§ **Short problem**: Return, unchanged, the stretch of the records from the line containing "watermark-text-line2: MARKET RESEARCH: [268, 339, 1067, 402]" through the line containing "bar-segment-south-america: [263, 340, 293, 358]", with both of those lines included.

§ **Exercise materials**:
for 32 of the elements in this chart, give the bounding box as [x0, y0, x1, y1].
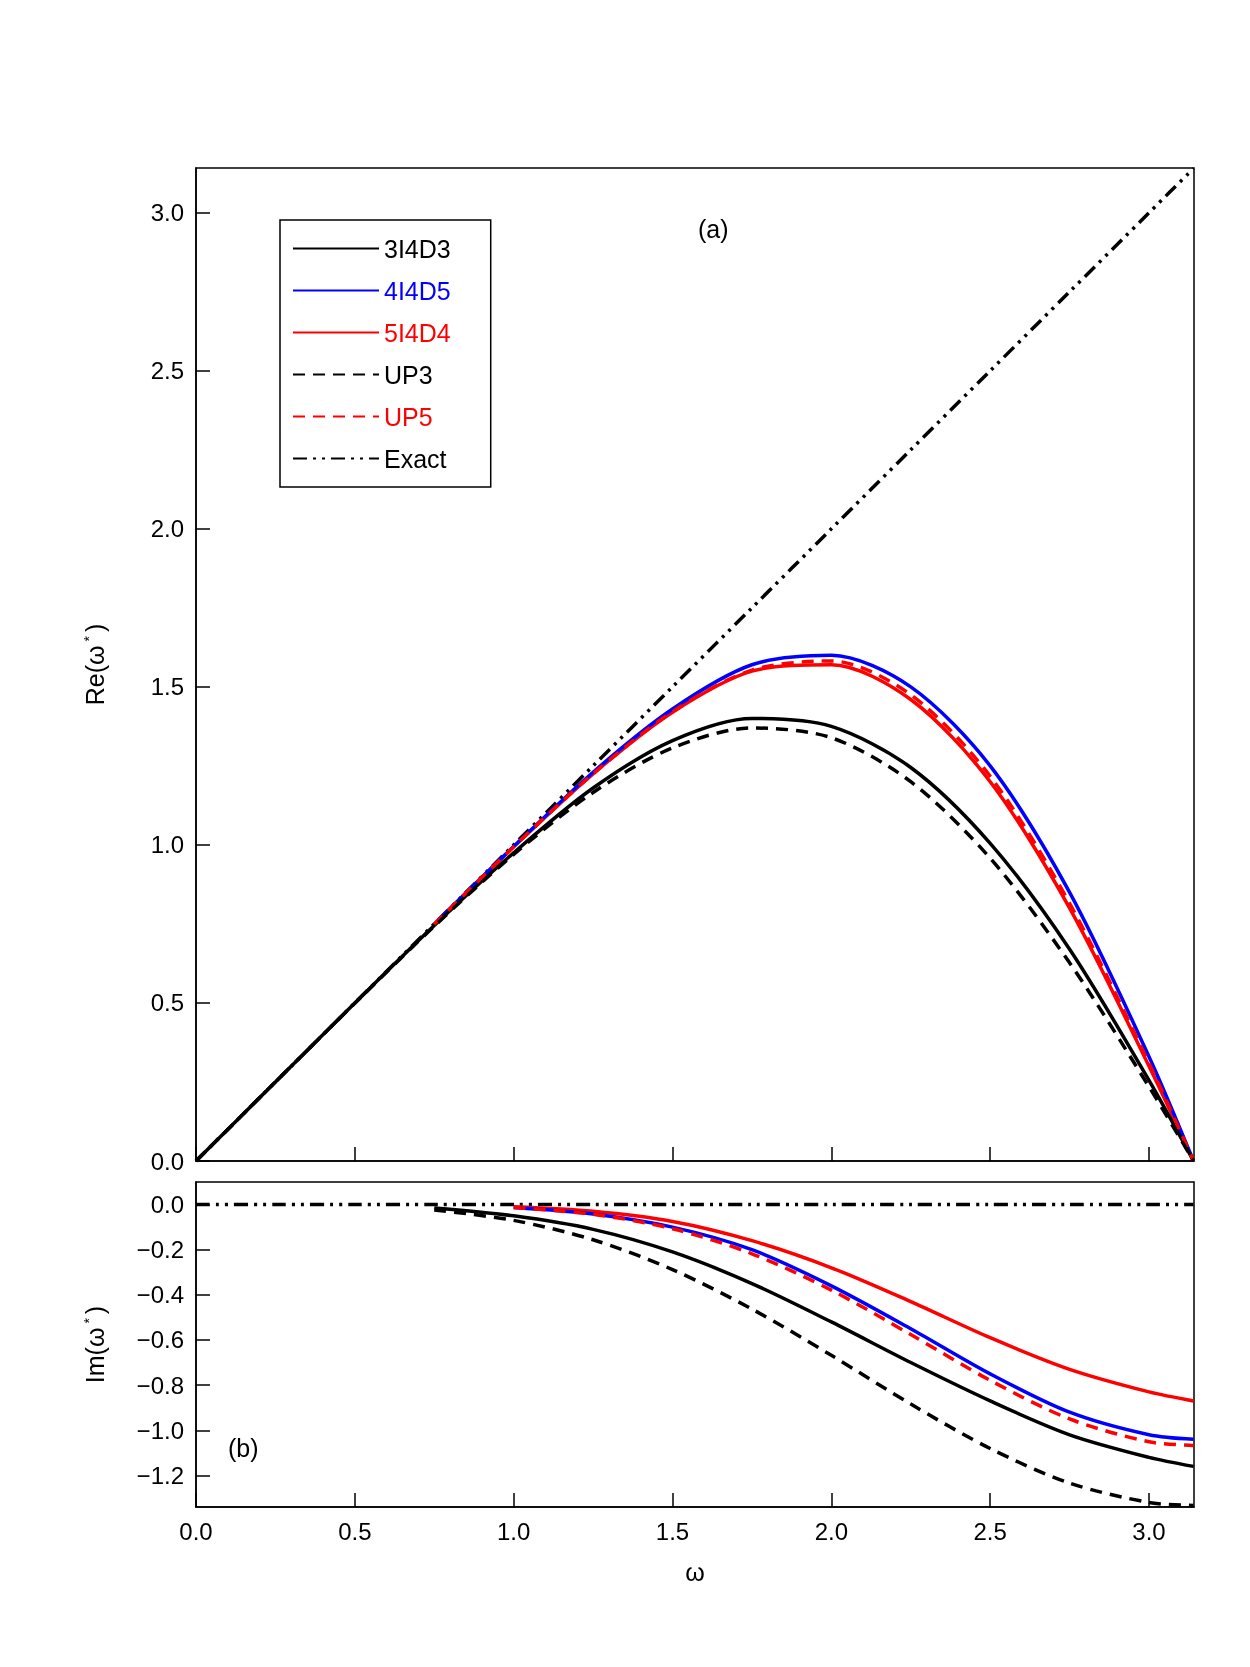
annotation: (b)	[228, 1433, 259, 1462]
x-tick-label: 3.0	[1132, 1517, 1166, 1545]
x-tick-label: 1.0	[496, 1517, 531, 1545]
x-tick-label: 0.5	[338, 1517, 372, 1545]
x-tick-label: 2.5	[973, 1517, 1007, 1545]
y-tick-label: 3.0	[150, 199, 184, 227]
legend-label: 4I4D5	[384, 276, 451, 305]
y-axis-title: Im(ω*)	[81, 1305, 109, 1384]
legend-label: 5I4D4	[384, 318, 451, 347]
y-tick-label: 1.0	[150, 831, 184, 859]
legend-label: 3I4D3	[384, 234, 451, 263]
x-tick-label: 1.5	[655, 1517, 690, 1545]
x-tick-label: 0.0	[179, 1517, 213, 1545]
y-tick-label: 2.5	[150, 357, 184, 385]
annotation: (a)	[698, 214, 729, 243]
y-tick-label: −1.2	[136, 1461, 184, 1489]
x-axis-title: ω	[685, 1557, 705, 1586]
legend-label: Exact	[384, 444, 447, 473]
legend-label: UP3	[384, 360, 433, 389]
y-tick-label: −1.0	[136, 1416, 184, 1444]
y-tick-label: 1.5	[150, 673, 184, 701]
y-tick-label: 2.0	[150, 515, 184, 543]
y-tick-label: 0.0	[150, 1147, 184, 1175]
legend-label: UP5	[384, 402, 433, 431]
y-tick-label: −0.8	[136, 1371, 184, 1399]
y-tick-label: −0.6	[136, 1326, 184, 1354]
y-tick-label: −0.2	[136, 1236, 184, 1264]
x-tick-label: 2.0	[814, 1517, 849, 1545]
y-axis-title: Re(ω*)	[81, 623, 109, 706]
y-tick-label: 0.5	[150, 989, 184, 1017]
y-tick-label: −0.4	[136, 1281, 184, 1309]
y-tick-label: 0.0	[150, 1191, 184, 1219]
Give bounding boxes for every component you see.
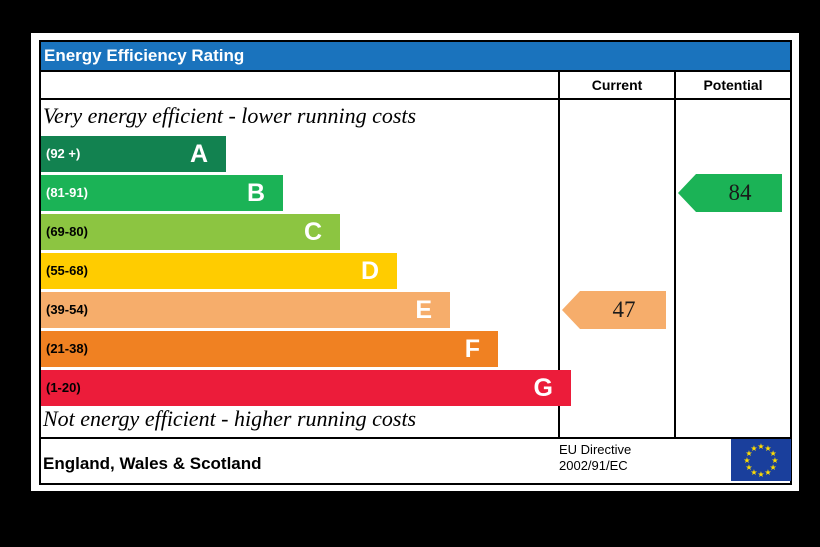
eu-star-icon: ★	[745, 449, 752, 458]
band-a-range: (92 +)	[46, 146, 81, 161]
band-g-letter: G	[533, 374, 553, 402]
band-d: (55-68) D	[41, 253, 397, 289]
band-c-letter: C	[303, 218, 322, 246]
band-a-letter: A	[189, 140, 208, 168]
eu-flag-icon: ★ ★ ★ ★ ★ ★ ★ ★ ★ ★ ★ ★	[731, 439, 791, 481]
band-b-range: (81-91)	[46, 185, 88, 200]
eu-directive-label: EU Directive 2002/91/EC	[559, 442, 631, 474]
chart-title: Energy Efficiency Rating	[41, 42, 790, 70]
energy-rating-chart: Energy Efficiency Rating Current Potenti…	[39, 40, 792, 485]
eu-star-icon: ★	[764, 444, 771, 453]
current-arrow-shape	[562, 291, 666, 329]
band-e-letter: E	[415, 296, 432, 324]
band-f: (21-38) F	[41, 331, 498, 367]
eu-star-icon: ★	[745, 463, 752, 472]
potential-rating-arrow: 84	[678, 174, 782, 212]
eu-star-icon: ★	[743, 456, 750, 465]
band-b-letter: B	[246, 179, 265, 207]
current-column-left-border	[558, 70, 560, 439]
eu-flag-stars: ★ ★★★★★★★★★★★	[743, 442, 778, 479]
eu-star-icon: ★	[764, 468, 771, 477]
band-d-letter: D	[360, 257, 379, 285]
band-a: (92 +) A	[41, 136, 226, 172]
bottom-note: Not energy efficient - higher running co…	[43, 406, 417, 431]
eu-star-icon: ★	[757, 442, 764, 451]
eu-star-icon: ★	[750, 468, 757, 477]
current-rating-value: 47	[612, 297, 636, 322]
potential-rating-value: 84	[728, 180, 752, 205]
eu-directive-line2: 2002/91/EC	[559, 458, 628, 473]
band-d-range: (55-68)	[46, 263, 88, 278]
band-e-range: (39-54)	[46, 302, 88, 317]
band-b: (81-91) B	[41, 175, 283, 211]
eu-star-icon: ★	[770, 463, 777, 472]
band-c: (69-80) C	[41, 214, 340, 250]
current-column-header: Current	[591, 77, 643, 93]
top-note: Very energy efficient - lower running co…	[43, 103, 417, 128]
band-g-range: (1-20)	[46, 380, 81, 395]
band-f-letter: F	[464, 335, 480, 363]
eu-star-icon: ★	[750, 444, 757, 453]
eu-star-icon: ★	[771, 456, 778, 465]
eu-star-icon: ★	[757, 470, 764, 479]
header-bottom-divider	[41, 98, 790, 100]
band-e: (39-54) E	[41, 292, 450, 328]
footer-divider	[41, 437, 790, 439]
eu-star-icon: ★	[770, 449, 777, 458]
region-label: England, Wales & Scotland	[43, 454, 262, 473]
band-c-range: (69-80)	[46, 224, 88, 239]
band-g: (1-20) G	[41, 370, 571, 406]
potential-arrow-shape	[678, 174, 782, 212]
eu-directive-line1: EU Directive	[559, 442, 632, 457]
header-divider	[41, 70, 790, 72]
potential-column-left-border	[674, 70, 676, 439]
potential-column-header: Potential	[703, 77, 763, 93]
band-f-range: (21-38)	[46, 341, 88, 356]
current-rating-arrow: 47	[562, 291, 666, 329]
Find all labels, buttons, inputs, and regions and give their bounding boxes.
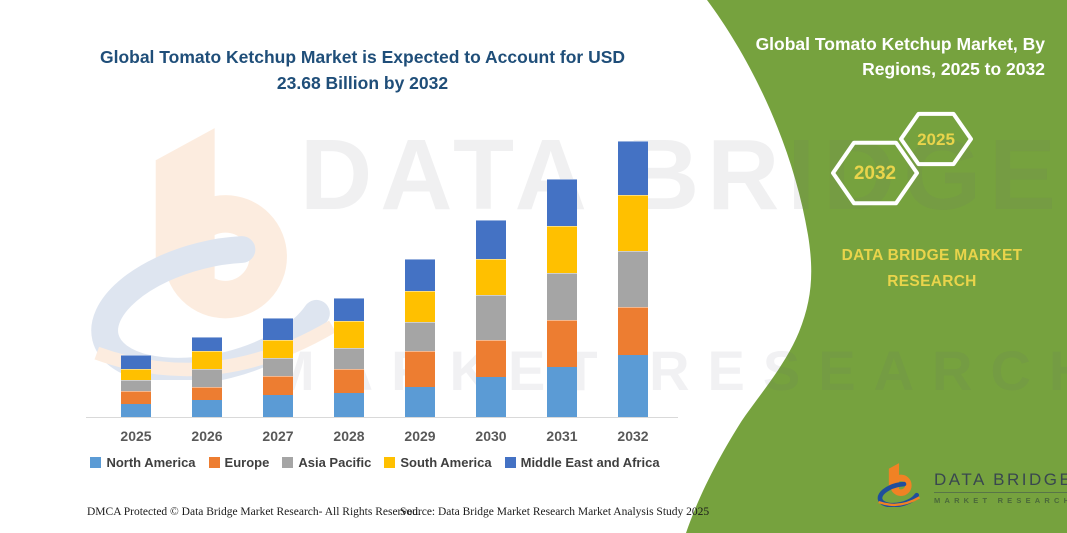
watermark-text-line2: MARKET RESEARCH: [268, 339, 1067, 402]
legend-label: Middle East and Africa: [520, 455, 660, 470]
bar-segment-north-america: [263, 394, 293, 417]
bar-segment-middle-east-and-africa: [618, 140, 648, 196]
bar-segment-europe: [618, 307, 648, 356]
bar-segment-middle-east-and-africa: [476, 220, 506, 259]
legend-swatch-icon: [504, 457, 516, 468]
data-bridge-logo-icon: [877, 463, 921, 507]
legend-swatch-icon: [384, 457, 396, 468]
bar-segment-south-america: [192, 350, 222, 370]
bar-segment-south-america: [547, 225, 577, 273]
bar-segment-middle-east-and-africa: [547, 179, 577, 226]
banner-title-line2: Regions, 2025 to 2032: [862, 59, 1045, 80]
x-axis-label: 2028: [333, 428, 365, 444]
legend-item: South America: [384, 455, 492, 470]
legend-swatch-icon: [90, 457, 102, 468]
bar-segment-north-america: [405, 386, 435, 417]
bar-segment-north-america: [547, 366, 577, 417]
legend-swatch-icon: [282, 457, 294, 468]
footer-copyright: DMCA Protected © Data Bridge Market Rese…: [87, 506, 421, 518]
bar-segment-north-america: [618, 355, 648, 417]
x-axis-label: 2031: [546, 428, 578, 444]
x-axis-label: 2030: [475, 428, 507, 444]
bar-segment-europe: [121, 391, 151, 404]
bar-segment-europe: [476, 340, 506, 378]
bar-2025: [121, 355, 151, 417]
x-axis-label: 2025: [120, 428, 152, 444]
data-bridge-logo: DATA BRIDGE MARKET RESEARCH: [874, 460, 1067, 507]
hexagon-2025-icon: [899, 111, 973, 167]
legend-item: Asia Pacific: [282, 455, 371, 470]
bar-segment-north-america: [121, 403, 151, 417]
legend-item: North America: [90, 455, 196, 470]
logo-text: DATA BRIDGE MARKET RESEARCH: [934, 470, 1067, 505]
bar-segment-asia-pacific: [476, 294, 506, 341]
hexagon-2032-icon: [831, 140, 919, 206]
bar-2029: [405, 258, 435, 417]
bar-2031: [547, 179, 577, 417]
bar-segment-north-america: [334, 392, 364, 417]
x-axis-label: 2029: [404, 428, 436, 444]
bar-segment-south-america: [618, 195, 648, 252]
bar-segment-middle-east-and-africa: [263, 317, 293, 341]
brand-caption: DATA BRIDGE MARKET RESEARCH: [841, 247, 1023, 290]
bar-segment-middle-east-and-africa: [192, 336, 222, 351]
chart-headline: Global Tomato Ketchup Market is Expected…: [90, 44, 635, 97]
x-axis-line: [86, 417, 678, 418]
banner-title: Global Tomato Ketchup Market, By Regions…: [745, 32, 1045, 83]
bar-segment-south-america: [263, 340, 293, 358]
legend-label: Europe: [224, 455, 270, 470]
x-axis-label: 2032: [617, 428, 649, 444]
bar-segment-middle-east-and-africa: [334, 298, 364, 322]
bar-2032: [618, 140, 648, 417]
bar-segment-asia-pacific: [121, 379, 151, 392]
hexagon-2032-label: 2032: [854, 163, 896, 184]
banner-title-line1: Global Tomato Ketchup Market, By: [755, 34, 1045, 54]
bar-2026: [192, 336, 222, 417]
chart-headline-line2: 23.68 Billion by 2032: [276, 73, 449, 94]
bar-segment-north-america: [192, 399, 222, 417]
bar-2027: [263, 317, 293, 417]
bar-segment-asia-pacific: [192, 369, 222, 387]
bar-2030: [476, 220, 506, 417]
legend: North America Europe Asia Pacific South Ame…: [72, 455, 678, 470]
legend-label: South America: [400, 455, 492, 470]
bar-segment-middle-east-and-africa: [405, 258, 435, 292]
bar-segment-south-america: [476, 258, 506, 295]
year-hexagons: 2025 2032: [831, 111, 973, 206]
bar-segment-asia-pacific: [263, 357, 293, 376]
legend-item: Middle East and Africa: [504, 455, 660, 470]
bar-segment-middle-east-and-africa: [121, 355, 151, 370]
bar-segment-south-america: [121, 369, 151, 380]
bar-segment-asia-pacific: [618, 251, 648, 308]
watermark-text-line1: DATA BRIDGE: [300, 119, 1064, 231]
x-axis-label: 2027: [262, 428, 294, 444]
bar-segment-europe: [334, 368, 364, 393]
legend-label: North America: [106, 455, 196, 470]
bar-2028: [334, 298, 364, 417]
bar-segment-europe: [405, 350, 435, 387]
bar-segment-europe: [263, 375, 293, 395]
x-axis-label: 2026: [191, 428, 223, 444]
bar-segment-south-america: [334, 321, 364, 349]
logo-name: DATA BRIDGE: [934, 470, 1067, 493]
legend-item: Europe: [208, 455, 270, 470]
bar-segment-europe: [192, 386, 222, 400]
bar-segment-asia-pacific: [547, 272, 577, 320]
bar-segment-south-america: [405, 291, 435, 322]
bar-segment-north-america: [476, 377, 506, 417]
legend-label: Asia Pacific: [298, 455, 372, 470]
logo-subtitle: MARKET RESEARCH: [934, 496, 1067, 505]
bar-segment-europe: [547, 319, 577, 367]
legend-swatch-icon: [208, 457, 220, 468]
bar-segment-asia-pacific: [405, 321, 435, 351]
hexagon-2025-label: 2025: [917, 130, 955, 149]
footer-source: Source: Data Bridge Market Research Mark…: [400, 506, 710, 518]
chart-headline-line1: Global Tomato Ketchup Market is Expected…: [99, 47, 626, 67]
bar-segment-asia-pacific: [334, 348, 364, 369]
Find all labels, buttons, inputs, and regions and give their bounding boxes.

§ **Answer for the task**:
watermark-text-line2: MARKET RESEARCH: [268, 339, 1067, 402]
legend-label: Middle East and Africa: [520, 455, 660, 470]
bar-segment-north-america: [263, 394, 293, 417]
bar-segment-middle-east-and-africa: [618, 140, 648, 196]
bar-segment-europe: [618, 307, 648, 356]
bar-segment-middle-east-and-africa: [476, 220, 506, 259]
legend-swatch-icon: [504, 457, 516, 468]
data-bridge-logo-icon: [877, 463, 921, 507]
legend-swatch-icon: [384, 457, 396, 468]
bar-segment-south-america: [192, 350, 222, 370]
bar-segment-south-america: [547, 225, 577, 273]
bar-segment-middle-east-and-africa: [547, 179, 577, 226]
banner-title-line2: Regions, 2025 to 2032: [862, 59, 1045, 80]
x-axis-label: 2028: [333, 428, 365, 444]
legend-item: South America: [384, 455, 492, 470]
legend-swatch-icon: [90, 457, 102, 468]
bar-segment-north-america: [405, 386, 435, 417]
bar-segment-north-america: [547, 366, 577, 417]
legend-swatch-icon: [282, 457, 294, 468]
footer-copyright: DMCA Protected © Data Bridge Market Rese…: [87, 506, 421, 518]
bar-segment-north-america: [618, 355, 648, 417]
x-axis-label: 2031: [546, 428, 578, 444]
x-axis-label: 2030: [475, 428, 507, 444]
bar-segment-europe: [121, 391, 151, 404]
bar-segment-europe: [476, 340, 506, 378]
bar-2025: [121, 355, 151, 417]
x-axis-label: 2025: [120, 428, 152, 444]
data-bridge-logo: DATA BRIDGE MARKET RESEARCH: [874, 460, 1067, 507]
hexagon-2025-icon: [899, 111, 973, 167]
legend-item: Asia Pacific: [282, 455, 371, 470]
bar-segment-north-america: [121, 403, 151, 417]
legend-item: North America: [90, 455, 196, 470]
logo-text: DATA BRIDGE MARKET RESEARCH: [934, 470, 1067, 505]
bar-segment-asia-pacific: [476, 294, 506, 341]
hexagon-2032-icon: [831, 140, 919, 206]
bar-2029: [405, 258, 435, 417]
bar-2031: [547, 179, 577, 417]
bar-segment-north-america: [334, 392, 364, 417]
x-axis-label: 2029: [404, 428, 436, 444]
bar-segment-south-america: [618, 195, 648, 252]
bar-segment-middle-east-and-africa: [263, 317, 293, 341]
brand-caption: DATA BRIDGE MARKET RESEARCH: [841, 247, 1023, 290]
bar-segment-middle-east-and-africa: [192, 336, 222, 351]
chart-headline: Global Tomato Ketchup Market is Expected…: [90, 44, 635, 97]
x-axis-line: [86, 417, 678, 418]
banner-title: Global Tomato Ketchup Market, By Regions…: [745, 32, 1045, 83]
bar-segment-south-america: [263, 340, 293, 358]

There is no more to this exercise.